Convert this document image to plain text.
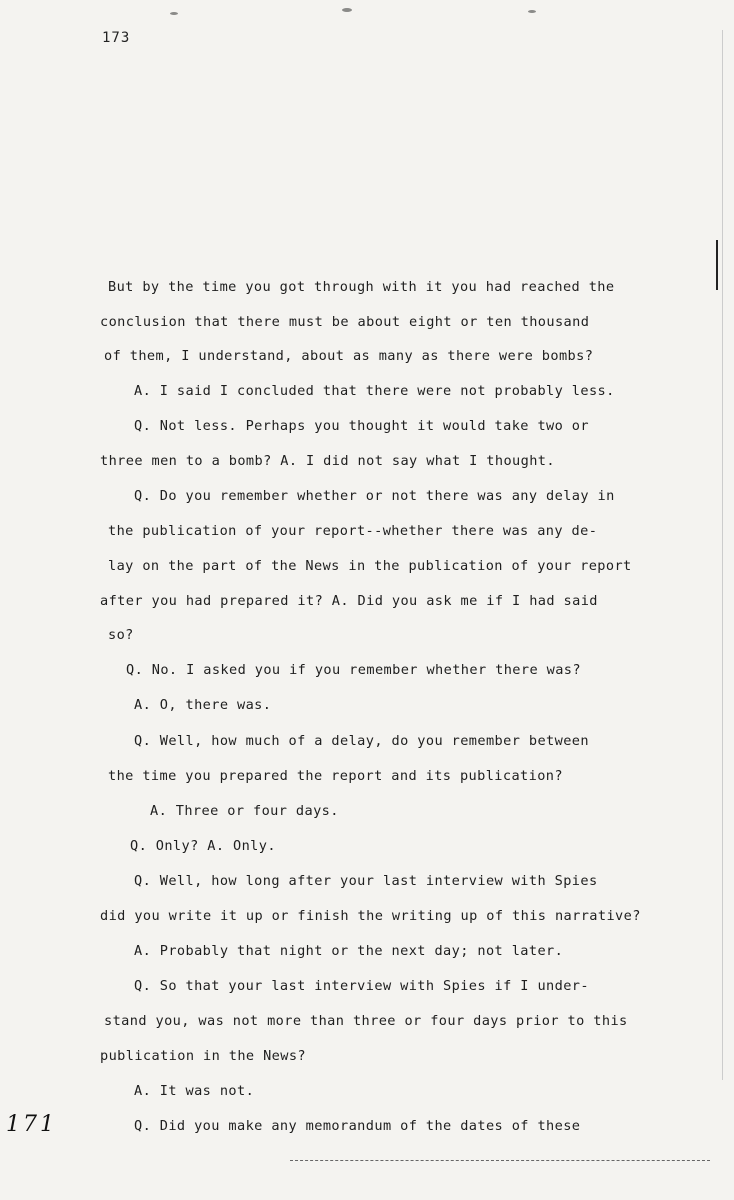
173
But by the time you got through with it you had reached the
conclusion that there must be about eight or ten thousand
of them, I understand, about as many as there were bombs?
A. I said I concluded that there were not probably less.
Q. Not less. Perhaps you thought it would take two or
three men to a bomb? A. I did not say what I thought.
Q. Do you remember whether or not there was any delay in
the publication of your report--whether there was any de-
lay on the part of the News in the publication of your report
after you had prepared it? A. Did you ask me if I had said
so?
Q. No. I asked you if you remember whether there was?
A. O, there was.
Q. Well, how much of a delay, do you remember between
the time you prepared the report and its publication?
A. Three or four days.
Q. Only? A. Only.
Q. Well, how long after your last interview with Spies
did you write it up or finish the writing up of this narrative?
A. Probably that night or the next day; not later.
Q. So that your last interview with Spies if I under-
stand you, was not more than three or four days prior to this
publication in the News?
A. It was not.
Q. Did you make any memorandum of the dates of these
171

---

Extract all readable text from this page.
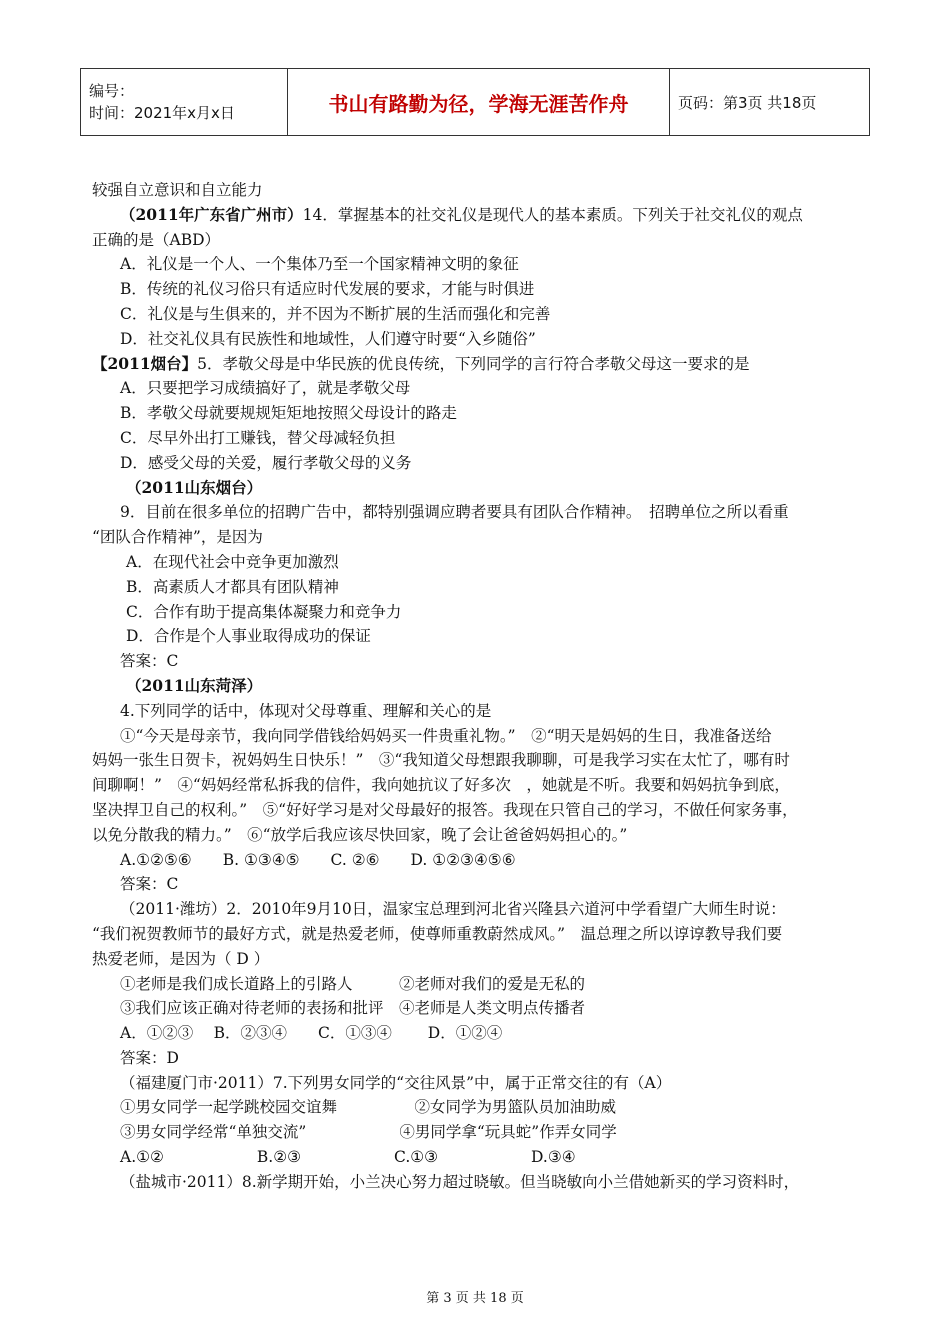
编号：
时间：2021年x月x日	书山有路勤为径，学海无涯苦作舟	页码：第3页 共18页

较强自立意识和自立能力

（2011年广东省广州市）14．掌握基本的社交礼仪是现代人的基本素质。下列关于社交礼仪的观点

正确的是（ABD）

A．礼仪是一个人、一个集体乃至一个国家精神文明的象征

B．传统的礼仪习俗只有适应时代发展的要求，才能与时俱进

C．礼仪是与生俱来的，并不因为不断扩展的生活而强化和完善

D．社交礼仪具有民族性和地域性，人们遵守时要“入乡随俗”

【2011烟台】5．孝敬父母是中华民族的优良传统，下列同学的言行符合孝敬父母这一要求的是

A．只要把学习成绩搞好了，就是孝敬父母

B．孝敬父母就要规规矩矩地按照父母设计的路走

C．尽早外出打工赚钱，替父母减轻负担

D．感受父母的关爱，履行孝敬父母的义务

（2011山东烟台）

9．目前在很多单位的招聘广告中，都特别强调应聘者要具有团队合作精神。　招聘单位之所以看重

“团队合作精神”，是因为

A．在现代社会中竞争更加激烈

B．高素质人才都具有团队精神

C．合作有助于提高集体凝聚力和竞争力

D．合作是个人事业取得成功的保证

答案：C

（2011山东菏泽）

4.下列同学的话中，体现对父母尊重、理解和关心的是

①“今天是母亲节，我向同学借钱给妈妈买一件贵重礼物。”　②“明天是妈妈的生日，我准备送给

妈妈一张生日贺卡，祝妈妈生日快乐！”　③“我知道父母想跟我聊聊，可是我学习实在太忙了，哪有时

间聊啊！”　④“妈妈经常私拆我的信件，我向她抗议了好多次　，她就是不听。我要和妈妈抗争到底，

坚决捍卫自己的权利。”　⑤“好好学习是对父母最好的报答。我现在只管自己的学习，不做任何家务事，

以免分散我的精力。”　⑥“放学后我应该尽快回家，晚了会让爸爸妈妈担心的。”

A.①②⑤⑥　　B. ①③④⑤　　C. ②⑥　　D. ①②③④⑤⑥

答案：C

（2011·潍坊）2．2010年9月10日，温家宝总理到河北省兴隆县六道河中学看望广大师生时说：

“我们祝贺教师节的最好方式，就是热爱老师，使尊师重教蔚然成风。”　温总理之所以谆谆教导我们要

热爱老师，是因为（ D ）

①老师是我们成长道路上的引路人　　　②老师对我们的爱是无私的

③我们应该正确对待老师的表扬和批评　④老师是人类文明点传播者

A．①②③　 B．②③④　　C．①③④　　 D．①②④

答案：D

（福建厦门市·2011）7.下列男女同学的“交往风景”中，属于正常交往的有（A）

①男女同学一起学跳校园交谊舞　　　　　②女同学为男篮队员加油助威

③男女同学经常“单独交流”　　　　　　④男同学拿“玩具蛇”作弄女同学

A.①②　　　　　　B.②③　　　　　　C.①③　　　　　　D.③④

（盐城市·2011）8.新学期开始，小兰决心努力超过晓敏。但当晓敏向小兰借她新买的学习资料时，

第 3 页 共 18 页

STATED GOAL
Only a number is wanted: how many lines of the material include the word "whether".

COMPLETE ANSWER
3